TO BE DONE:
Copy every line that contains the string "copyright" from the entries below.

A block of data

━━━━

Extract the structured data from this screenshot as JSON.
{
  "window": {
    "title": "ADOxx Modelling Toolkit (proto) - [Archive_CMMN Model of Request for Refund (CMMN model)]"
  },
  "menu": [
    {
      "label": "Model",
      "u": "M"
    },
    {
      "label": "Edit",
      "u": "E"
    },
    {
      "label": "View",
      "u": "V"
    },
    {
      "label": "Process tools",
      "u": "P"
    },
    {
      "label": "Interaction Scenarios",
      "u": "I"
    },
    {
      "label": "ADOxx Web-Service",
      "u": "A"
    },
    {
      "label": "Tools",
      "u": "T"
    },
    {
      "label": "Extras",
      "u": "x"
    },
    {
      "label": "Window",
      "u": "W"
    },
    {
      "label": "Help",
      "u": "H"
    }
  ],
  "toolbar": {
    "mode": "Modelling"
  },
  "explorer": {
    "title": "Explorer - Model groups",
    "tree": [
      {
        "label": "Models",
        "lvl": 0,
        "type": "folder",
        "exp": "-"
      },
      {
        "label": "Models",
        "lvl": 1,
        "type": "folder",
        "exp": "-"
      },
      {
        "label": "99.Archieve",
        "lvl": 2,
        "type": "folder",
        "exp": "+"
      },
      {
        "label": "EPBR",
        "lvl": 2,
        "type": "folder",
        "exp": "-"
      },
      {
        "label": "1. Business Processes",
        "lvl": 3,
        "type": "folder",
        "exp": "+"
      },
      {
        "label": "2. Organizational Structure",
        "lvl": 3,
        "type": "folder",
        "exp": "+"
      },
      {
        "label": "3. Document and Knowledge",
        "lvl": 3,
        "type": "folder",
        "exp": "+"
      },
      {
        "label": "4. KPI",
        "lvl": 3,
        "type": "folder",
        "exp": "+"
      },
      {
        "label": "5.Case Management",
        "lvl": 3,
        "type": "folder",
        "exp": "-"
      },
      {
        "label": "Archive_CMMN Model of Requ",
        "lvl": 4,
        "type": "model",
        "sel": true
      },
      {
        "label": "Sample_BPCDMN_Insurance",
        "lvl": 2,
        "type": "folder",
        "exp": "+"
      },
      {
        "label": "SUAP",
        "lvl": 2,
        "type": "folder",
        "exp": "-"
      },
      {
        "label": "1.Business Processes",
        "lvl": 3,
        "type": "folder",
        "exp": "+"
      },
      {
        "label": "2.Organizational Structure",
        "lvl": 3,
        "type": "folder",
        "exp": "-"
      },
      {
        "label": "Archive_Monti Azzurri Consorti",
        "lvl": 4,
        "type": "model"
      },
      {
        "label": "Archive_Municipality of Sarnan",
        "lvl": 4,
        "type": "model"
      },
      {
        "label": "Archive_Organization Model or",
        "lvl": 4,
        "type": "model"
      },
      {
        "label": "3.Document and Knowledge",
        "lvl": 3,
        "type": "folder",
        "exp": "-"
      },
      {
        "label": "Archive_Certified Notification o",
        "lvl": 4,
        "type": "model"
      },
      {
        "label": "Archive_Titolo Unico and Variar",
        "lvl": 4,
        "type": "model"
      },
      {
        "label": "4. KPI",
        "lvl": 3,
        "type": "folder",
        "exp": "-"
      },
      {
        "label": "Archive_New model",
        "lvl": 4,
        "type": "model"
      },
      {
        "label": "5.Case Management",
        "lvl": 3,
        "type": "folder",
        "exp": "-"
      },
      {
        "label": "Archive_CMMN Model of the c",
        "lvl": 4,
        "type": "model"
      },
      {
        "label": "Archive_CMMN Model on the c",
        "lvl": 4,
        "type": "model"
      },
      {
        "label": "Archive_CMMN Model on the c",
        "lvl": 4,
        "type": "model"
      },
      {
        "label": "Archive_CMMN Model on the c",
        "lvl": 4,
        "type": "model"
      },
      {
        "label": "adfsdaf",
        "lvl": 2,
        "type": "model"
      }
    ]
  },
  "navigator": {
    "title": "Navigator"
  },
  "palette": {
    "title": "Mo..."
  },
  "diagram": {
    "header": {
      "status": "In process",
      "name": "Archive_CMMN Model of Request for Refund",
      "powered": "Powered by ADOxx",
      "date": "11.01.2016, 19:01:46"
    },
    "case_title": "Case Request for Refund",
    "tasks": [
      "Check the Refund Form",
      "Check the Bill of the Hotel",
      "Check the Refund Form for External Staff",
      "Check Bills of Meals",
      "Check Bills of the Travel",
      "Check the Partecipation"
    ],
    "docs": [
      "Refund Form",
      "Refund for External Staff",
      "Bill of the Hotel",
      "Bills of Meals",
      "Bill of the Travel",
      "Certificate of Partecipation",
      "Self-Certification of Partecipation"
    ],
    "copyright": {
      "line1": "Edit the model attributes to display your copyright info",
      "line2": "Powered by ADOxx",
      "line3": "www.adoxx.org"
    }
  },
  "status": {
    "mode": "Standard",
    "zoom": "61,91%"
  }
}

━━━━

SOLUTION TO THIS TASK:
    "copyright": {
      "line1": "Edit the model attributes to display your copyright info",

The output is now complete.